Exercise aim: Only a number is wanted. Count the lines holding the string "last".

Records for processing:
⁂
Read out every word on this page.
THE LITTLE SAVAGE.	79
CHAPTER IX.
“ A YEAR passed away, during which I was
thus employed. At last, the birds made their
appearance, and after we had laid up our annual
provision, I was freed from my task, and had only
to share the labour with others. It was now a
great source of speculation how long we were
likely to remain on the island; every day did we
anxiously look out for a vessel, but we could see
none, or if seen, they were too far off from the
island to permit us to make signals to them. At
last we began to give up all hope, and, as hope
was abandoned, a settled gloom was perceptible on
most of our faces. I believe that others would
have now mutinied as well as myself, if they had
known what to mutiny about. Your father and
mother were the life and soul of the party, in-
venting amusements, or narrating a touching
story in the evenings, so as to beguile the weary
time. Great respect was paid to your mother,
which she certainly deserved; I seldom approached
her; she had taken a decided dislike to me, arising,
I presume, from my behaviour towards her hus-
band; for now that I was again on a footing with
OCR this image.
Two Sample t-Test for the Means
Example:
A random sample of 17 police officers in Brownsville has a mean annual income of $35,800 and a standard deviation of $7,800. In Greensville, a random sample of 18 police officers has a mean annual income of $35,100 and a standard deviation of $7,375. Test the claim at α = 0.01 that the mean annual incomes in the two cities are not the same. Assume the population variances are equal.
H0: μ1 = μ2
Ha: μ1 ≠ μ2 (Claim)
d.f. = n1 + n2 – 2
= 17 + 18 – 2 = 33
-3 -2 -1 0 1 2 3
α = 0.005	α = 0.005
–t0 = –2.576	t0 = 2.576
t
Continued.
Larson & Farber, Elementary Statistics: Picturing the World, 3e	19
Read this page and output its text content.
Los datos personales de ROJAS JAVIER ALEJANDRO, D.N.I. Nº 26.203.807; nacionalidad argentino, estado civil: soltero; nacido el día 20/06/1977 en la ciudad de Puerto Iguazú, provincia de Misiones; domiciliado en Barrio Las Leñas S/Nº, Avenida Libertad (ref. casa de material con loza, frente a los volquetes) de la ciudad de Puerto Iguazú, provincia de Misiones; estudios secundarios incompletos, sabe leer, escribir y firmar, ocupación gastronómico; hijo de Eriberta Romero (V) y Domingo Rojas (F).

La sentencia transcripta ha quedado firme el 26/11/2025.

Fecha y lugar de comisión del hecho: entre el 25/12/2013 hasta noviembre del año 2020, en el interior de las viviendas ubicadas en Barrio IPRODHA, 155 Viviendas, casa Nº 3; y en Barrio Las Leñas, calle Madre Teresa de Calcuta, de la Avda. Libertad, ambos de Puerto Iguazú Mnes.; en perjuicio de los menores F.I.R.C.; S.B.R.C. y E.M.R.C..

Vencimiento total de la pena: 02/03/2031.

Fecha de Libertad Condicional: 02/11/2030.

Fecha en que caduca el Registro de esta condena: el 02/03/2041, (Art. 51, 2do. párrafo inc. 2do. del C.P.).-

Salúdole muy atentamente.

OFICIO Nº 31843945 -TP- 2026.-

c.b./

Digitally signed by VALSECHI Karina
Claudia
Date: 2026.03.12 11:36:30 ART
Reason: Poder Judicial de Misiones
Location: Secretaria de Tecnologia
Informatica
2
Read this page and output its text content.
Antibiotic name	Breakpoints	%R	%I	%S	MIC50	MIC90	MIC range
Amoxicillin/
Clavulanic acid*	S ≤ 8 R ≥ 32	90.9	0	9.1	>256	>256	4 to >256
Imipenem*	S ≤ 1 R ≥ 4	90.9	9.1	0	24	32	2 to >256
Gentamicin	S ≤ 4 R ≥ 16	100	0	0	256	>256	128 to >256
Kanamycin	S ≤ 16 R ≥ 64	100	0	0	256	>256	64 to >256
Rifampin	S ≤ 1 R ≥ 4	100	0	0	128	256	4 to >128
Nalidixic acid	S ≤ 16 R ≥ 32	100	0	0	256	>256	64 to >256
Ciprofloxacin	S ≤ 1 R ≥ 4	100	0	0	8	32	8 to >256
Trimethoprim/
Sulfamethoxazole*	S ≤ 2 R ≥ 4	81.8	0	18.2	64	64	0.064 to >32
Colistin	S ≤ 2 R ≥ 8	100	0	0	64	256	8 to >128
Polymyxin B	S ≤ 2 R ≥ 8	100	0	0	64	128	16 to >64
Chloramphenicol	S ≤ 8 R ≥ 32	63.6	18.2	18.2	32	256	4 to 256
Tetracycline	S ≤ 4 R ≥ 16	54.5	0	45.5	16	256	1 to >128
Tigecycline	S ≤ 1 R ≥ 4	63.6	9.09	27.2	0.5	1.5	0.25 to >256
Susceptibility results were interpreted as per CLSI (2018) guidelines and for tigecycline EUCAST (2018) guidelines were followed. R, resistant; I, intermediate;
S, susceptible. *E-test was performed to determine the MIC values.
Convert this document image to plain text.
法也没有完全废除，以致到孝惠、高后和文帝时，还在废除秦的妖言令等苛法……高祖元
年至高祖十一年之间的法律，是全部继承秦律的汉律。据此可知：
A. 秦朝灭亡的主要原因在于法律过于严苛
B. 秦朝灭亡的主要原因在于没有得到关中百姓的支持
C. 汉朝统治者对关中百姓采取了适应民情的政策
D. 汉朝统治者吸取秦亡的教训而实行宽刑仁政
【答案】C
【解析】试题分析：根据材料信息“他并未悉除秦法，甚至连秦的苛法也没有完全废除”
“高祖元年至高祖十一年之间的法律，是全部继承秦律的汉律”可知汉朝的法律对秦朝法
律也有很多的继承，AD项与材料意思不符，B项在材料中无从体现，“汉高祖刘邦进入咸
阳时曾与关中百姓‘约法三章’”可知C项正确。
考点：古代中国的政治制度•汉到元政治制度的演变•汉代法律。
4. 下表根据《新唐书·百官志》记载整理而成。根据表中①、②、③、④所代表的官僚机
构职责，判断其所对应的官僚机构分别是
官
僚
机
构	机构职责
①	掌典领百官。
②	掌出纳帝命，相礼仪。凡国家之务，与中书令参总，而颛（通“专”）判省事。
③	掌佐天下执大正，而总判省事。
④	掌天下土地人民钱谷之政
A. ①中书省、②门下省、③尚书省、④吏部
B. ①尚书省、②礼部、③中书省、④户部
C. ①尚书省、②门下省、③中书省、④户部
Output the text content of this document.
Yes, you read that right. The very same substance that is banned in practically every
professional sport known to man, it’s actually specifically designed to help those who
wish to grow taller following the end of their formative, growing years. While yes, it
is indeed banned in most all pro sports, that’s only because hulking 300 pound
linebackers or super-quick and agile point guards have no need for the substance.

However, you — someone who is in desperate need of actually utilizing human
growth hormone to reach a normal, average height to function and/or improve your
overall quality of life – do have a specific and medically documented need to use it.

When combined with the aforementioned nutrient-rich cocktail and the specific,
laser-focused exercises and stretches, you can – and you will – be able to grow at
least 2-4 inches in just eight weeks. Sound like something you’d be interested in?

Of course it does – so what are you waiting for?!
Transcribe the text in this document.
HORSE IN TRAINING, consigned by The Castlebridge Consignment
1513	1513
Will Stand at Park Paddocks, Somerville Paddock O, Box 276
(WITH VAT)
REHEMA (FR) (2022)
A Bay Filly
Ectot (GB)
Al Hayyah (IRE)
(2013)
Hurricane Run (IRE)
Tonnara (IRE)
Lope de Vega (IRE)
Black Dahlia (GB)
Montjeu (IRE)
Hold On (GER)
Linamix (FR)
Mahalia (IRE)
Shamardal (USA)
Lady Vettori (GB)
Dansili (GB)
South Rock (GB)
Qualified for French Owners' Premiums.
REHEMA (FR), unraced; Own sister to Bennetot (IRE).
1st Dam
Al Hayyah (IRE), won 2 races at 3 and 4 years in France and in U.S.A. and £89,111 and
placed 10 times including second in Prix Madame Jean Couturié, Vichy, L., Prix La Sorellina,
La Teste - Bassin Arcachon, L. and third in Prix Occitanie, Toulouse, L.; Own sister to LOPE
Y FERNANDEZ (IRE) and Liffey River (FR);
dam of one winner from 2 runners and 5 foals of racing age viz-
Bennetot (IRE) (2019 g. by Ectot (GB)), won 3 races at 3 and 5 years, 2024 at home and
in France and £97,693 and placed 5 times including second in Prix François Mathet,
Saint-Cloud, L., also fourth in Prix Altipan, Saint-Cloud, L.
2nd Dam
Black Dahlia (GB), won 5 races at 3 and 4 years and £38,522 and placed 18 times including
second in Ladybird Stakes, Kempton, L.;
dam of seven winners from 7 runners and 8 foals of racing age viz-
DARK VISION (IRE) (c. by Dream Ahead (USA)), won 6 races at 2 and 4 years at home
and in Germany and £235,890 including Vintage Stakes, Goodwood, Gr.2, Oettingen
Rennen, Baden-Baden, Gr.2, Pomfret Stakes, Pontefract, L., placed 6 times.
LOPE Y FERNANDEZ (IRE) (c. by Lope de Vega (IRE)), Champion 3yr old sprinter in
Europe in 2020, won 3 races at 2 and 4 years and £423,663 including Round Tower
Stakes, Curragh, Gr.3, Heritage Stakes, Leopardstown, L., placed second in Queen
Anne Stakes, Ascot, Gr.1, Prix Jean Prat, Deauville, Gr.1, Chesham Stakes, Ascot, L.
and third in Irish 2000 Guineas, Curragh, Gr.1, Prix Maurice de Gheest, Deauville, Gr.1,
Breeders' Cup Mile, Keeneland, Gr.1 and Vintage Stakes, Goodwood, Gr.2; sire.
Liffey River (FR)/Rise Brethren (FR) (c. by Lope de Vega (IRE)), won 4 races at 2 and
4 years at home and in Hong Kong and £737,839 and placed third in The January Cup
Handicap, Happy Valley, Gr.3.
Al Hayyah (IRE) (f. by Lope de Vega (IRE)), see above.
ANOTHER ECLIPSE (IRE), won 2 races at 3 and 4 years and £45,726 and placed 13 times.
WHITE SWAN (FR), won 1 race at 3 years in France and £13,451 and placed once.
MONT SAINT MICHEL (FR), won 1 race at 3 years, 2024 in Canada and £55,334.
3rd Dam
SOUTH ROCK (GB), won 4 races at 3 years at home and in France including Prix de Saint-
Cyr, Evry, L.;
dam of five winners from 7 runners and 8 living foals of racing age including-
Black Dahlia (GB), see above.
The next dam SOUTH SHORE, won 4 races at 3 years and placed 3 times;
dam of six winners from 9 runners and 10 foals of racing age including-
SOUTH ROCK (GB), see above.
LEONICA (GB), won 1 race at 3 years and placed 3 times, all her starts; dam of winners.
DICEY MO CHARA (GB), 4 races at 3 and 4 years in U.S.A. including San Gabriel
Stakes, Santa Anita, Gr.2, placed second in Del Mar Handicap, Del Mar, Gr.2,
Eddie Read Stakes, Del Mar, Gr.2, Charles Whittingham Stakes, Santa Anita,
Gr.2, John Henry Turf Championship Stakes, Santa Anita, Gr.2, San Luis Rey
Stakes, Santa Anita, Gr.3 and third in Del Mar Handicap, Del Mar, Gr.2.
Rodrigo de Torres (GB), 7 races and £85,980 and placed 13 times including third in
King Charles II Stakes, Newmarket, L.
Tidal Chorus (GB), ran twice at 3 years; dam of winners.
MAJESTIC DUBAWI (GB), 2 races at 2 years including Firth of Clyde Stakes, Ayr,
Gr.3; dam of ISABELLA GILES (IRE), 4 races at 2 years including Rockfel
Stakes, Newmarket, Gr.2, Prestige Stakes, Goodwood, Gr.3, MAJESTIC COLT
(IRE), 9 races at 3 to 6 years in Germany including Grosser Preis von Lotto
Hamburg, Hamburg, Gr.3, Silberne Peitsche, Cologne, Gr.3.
⁂
Solution to the exercise: 2